:: Data entries for graphics ::
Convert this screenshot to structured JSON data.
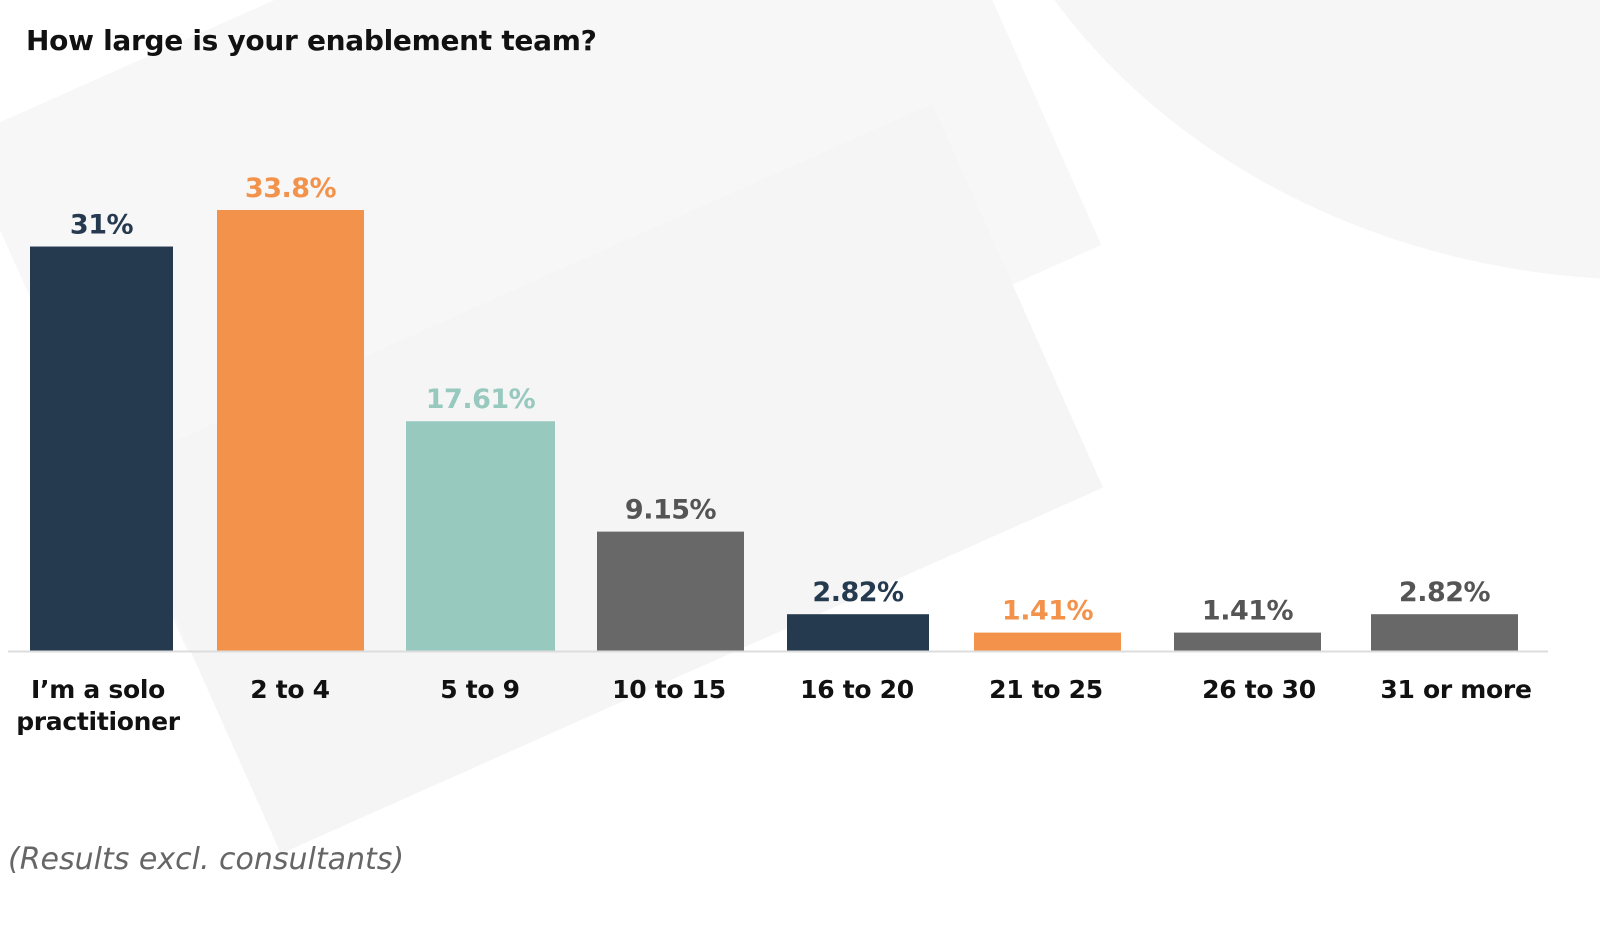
{
  "chart_data": {
    "type": "bar",
    "title": "How large is your enablement team?",
    "note": "(Results excl. consultants)",
    "categories": [
      "I’m a solo practitioner",
      "2 to 4",
      "5 to 9",
      "10 to 15",
      "16 to 20",
      "21 to 25",
      "26 to 30",
      "31 or more"
    ],
    "category_lines": [
      [
        "I’m a solo",
        "practitioner"
      ],
      [
        "2 to 4"
      ],
      [
        "5 to 9"
      ],
      [
        "10 to 15"
      ],
      [
        "16 to 20"
      ],
      [
        "21 to 25"
      ],
      [
        "26 to 30"
      ],
      [
        "31 or more"
      ]
    ],
    "values": [
      31,
      33.8,
      17.61,
      9.15,
      2.82,
      1.41,
      1.41,
      2.82
    ],
    "value_labels": [
      "31%",
      "33.8%",
      "17.61%",
      "9.15%",
      "2.82%",
      "1.41%",
      "1.41%",
      "2.82%"
    ],
    "bar_colors": [
      "#253a4f",
      "#f2924b",
      "#98c9be",
      "#686868",
      "#253a4f",
      "#f2924b",
      "#686868",
      "#686868"
    ],
    "label_colors": [
      "#253a4f",
      "#f2924b",
      "#98c9be",
      "#555555",
      "#253a4f",
      "#f2924b",
      "#555555",
      "#555555"
    ],
    "ylim": [
      0,
      33.8
    ],
    "xlabel": "",
    "ylabel": "",
    "grid": false,
    "legend": "none",
    "axis_color": "#dddddd"
  }
}
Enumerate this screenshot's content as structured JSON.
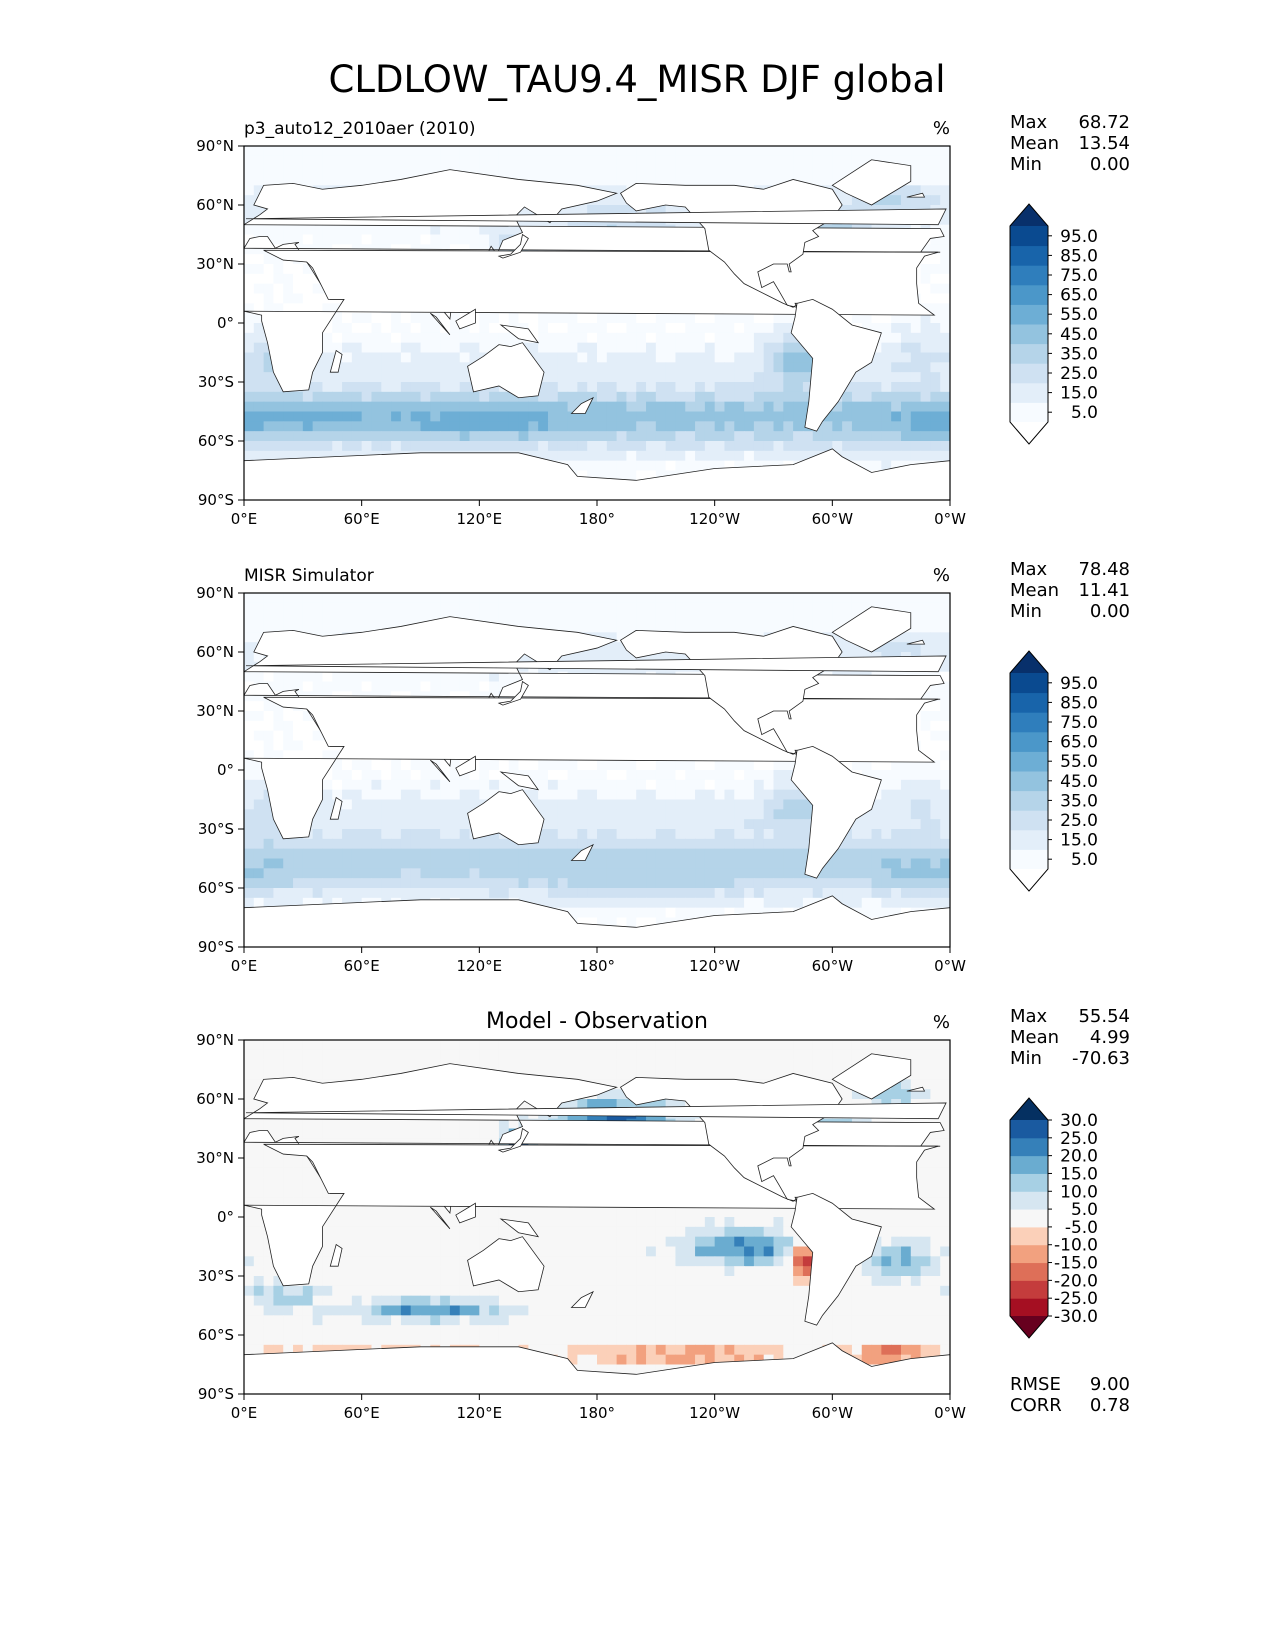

:: Task to carry out ::
Using the records above, output their complete text exactly, minus any images.

:: Result of this task ::
Convert this screenshot to structured JSON data.
{
  "chart_data": {
    "type": "bar",
    "title": "How large is your enablement team?",
    "note": "(Results excl. consultants)",
    "categories": [
      "I’m a solo practitioner",
      "2 to 4",
      "5 to 9",
      "10 to 15",
      "16 to 20",
      "21 to 25",
      "26 to 30",
      "31 or more"
    ],
    "category_lines": [
      [
        "I’m a solo",
        "practitioner"
      ],
      [
        "2 to 4"
      ],
      [
        "5 to 9"
      ],
      [
        "10 to 15"
      ],
      [
        "16 to 20"
      ],
      [
        "21 to 25"
      ],
      [
        "26 to 30"
      ],
      [
        "31 or more"
      ]
    ],
    "values": [
      31,
      33.8,
      17.61,
      9.15,
      2.82,
      1.41,
      1.41,
      2.82
    ],
    "value_labels": [
      "31%",
      "33.8%",
      "17.61%",
      "9.15%",
      "2.82%",
      "1.41%",
      "1.41%",
      "2.82%"
    ],
    "bar_colors": [
      "#253a4f",
      "#f2924b",
      "#98c9be",
      "#686868",
      "#253a4f",
      "#f2924b",
      "#686868",
      "#686868"
    ],
    "label_colors": [
      "#253a4f",
      "#f2924b",
      "#98c9be",
      "#555555",
      "#253a4f",
      "#f2924b",
      "#555555",
      "#555555"
    ],
    "ylim": [
      0,
      33.8
    ],
    "xlabel": "",
    "ylabel": "",
    "grid": false,
    "legend": "none",
    "axis_color": "#dddddd"
  }
}
Enumerate this screenshot's content as structured JSON.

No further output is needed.